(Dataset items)

====================

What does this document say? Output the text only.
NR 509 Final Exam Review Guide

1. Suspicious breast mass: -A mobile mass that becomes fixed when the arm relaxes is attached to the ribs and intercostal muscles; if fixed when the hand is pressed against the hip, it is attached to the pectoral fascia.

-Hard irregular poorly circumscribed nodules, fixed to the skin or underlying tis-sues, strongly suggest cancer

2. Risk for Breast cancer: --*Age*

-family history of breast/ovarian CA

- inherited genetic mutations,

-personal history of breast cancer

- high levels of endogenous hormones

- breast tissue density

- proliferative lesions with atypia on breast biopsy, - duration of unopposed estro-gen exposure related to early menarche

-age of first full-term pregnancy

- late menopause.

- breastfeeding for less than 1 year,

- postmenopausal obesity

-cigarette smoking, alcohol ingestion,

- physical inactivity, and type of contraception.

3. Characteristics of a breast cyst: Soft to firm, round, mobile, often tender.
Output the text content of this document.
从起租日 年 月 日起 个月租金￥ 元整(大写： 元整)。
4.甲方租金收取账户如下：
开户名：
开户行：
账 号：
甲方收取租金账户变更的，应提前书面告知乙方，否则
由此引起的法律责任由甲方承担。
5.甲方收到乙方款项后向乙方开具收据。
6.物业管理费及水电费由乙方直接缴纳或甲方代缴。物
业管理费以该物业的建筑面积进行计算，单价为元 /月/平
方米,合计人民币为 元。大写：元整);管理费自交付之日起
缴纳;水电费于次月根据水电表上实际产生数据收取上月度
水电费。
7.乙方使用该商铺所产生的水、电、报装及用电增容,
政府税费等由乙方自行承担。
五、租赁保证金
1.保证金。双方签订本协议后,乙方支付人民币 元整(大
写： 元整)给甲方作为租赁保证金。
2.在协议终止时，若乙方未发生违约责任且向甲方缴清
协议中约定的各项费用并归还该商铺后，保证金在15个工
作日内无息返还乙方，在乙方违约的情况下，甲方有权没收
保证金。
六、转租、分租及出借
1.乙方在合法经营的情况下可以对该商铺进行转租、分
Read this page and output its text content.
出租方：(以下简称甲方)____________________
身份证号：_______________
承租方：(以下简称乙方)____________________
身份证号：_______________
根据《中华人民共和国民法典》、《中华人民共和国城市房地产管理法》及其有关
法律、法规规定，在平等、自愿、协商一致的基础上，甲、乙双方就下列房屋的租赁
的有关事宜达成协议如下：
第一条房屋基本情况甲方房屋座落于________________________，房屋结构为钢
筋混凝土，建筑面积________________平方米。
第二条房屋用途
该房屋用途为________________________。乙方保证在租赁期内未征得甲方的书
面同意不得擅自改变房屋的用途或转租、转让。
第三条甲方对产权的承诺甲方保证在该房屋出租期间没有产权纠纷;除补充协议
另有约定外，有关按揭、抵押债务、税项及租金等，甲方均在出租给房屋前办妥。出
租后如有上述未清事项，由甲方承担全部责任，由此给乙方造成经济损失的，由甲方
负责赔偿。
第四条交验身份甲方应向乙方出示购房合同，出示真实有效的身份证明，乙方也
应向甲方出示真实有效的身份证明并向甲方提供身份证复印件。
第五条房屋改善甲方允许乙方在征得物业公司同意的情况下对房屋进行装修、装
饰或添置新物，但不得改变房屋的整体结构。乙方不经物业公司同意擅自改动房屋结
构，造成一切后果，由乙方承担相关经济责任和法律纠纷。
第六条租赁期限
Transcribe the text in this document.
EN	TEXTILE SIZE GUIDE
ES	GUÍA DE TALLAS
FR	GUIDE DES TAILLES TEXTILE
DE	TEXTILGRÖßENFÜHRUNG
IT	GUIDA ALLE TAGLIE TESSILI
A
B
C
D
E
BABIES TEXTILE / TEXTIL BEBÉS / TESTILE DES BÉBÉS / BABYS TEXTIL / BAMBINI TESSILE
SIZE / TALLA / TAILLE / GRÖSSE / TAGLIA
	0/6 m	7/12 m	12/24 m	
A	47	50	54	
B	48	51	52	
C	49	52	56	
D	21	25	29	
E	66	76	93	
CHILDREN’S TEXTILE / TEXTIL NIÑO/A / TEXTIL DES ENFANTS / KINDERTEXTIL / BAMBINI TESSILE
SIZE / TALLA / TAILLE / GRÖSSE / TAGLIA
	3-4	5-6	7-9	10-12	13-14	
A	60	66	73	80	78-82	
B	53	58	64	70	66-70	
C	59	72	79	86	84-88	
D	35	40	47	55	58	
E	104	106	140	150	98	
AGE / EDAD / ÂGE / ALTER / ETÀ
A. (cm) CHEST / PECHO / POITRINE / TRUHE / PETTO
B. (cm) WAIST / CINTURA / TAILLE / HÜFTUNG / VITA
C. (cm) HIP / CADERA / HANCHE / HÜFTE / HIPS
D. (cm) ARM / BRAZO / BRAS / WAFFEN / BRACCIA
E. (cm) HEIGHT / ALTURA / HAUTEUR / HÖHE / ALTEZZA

====================

▶ Instruction: Pull out each line containing the word "BAMBINI" and copy it.

▶ Full solution:
BABIES TEXTILE / TEXTIL BEBÉS / TESTILE DES BÉBÉS / BABYS TEXTIL / BAMBINI TESSILE
CHILDREN’S TEXTILE / TEXTIL NIÑO/A / TEXTIL DES ENFANTS / KINDERTEXTIL / BAMBINI TESSILE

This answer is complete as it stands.